**Material for this task:**
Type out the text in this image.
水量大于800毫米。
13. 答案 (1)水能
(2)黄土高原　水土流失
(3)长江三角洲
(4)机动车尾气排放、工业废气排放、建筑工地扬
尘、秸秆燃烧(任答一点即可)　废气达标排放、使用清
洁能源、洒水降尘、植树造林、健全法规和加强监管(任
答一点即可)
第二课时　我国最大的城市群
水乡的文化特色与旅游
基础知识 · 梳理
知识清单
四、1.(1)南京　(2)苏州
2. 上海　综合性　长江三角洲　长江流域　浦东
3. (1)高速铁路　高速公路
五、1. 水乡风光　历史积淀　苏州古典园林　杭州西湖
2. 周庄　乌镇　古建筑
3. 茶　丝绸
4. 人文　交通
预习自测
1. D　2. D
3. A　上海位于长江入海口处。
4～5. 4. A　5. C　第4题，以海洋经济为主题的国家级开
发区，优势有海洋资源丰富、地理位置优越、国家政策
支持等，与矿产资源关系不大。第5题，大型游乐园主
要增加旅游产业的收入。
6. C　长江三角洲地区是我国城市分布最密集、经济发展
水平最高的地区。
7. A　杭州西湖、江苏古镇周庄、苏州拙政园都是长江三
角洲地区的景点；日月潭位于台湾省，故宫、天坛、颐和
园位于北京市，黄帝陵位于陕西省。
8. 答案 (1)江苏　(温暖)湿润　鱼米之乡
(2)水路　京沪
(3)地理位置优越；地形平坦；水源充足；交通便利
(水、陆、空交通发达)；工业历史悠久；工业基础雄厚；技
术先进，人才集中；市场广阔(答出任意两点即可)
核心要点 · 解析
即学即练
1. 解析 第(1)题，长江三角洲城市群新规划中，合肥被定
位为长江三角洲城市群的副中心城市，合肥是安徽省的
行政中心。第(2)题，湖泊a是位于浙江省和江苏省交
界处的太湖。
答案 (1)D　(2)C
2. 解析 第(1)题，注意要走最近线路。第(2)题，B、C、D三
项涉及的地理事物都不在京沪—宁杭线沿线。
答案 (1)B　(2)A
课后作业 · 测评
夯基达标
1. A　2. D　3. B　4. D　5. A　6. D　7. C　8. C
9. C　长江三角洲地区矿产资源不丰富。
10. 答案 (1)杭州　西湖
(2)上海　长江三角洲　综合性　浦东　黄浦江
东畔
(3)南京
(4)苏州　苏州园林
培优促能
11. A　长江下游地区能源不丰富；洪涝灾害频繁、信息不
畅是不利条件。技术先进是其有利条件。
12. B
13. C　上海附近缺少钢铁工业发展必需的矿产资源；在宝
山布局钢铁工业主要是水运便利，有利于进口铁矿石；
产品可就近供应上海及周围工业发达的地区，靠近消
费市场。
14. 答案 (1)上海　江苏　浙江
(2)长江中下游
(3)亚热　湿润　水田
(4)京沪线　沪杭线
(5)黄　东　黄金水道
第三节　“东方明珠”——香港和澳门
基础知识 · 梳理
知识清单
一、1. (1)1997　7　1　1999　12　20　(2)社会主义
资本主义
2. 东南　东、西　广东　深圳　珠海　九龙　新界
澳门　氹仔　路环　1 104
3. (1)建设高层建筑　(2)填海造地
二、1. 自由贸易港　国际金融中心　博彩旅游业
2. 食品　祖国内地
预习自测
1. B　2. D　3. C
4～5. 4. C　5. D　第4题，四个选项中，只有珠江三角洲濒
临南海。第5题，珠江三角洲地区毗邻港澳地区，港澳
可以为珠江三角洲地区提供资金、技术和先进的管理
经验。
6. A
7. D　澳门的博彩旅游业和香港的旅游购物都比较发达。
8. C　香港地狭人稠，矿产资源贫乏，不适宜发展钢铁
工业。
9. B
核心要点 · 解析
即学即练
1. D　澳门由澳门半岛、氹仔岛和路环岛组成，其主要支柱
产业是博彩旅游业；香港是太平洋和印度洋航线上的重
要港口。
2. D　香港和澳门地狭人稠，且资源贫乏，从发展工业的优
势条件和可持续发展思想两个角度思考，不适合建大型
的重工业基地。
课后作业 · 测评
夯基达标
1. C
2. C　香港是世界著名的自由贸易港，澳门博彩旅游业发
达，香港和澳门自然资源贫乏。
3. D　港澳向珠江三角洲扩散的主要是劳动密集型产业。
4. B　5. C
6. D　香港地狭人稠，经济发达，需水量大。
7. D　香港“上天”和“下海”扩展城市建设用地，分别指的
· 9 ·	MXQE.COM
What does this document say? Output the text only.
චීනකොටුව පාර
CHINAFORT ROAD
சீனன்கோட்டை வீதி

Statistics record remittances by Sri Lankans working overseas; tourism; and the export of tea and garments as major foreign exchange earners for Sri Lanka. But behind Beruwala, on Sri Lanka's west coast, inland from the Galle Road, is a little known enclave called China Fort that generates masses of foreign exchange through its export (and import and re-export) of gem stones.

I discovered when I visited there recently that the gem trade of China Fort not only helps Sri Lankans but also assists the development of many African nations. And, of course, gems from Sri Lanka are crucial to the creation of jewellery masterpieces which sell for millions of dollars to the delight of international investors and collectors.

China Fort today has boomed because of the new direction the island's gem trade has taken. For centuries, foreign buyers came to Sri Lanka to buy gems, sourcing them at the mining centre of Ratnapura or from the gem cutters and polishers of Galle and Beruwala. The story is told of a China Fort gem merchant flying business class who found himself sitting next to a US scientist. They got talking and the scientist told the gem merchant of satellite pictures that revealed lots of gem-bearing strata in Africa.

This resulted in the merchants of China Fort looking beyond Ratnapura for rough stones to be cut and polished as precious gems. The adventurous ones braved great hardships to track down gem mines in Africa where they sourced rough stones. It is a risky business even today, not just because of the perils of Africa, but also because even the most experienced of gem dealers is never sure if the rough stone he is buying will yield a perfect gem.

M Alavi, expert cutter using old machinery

**What this task involves:**
Return each line with "地理位置优越".

**Finished answer:**
发区，优势有海洋资源丰富、地理位置优越、国家政策
(3)地理位置优越；地形平坦；水源充足；交通便利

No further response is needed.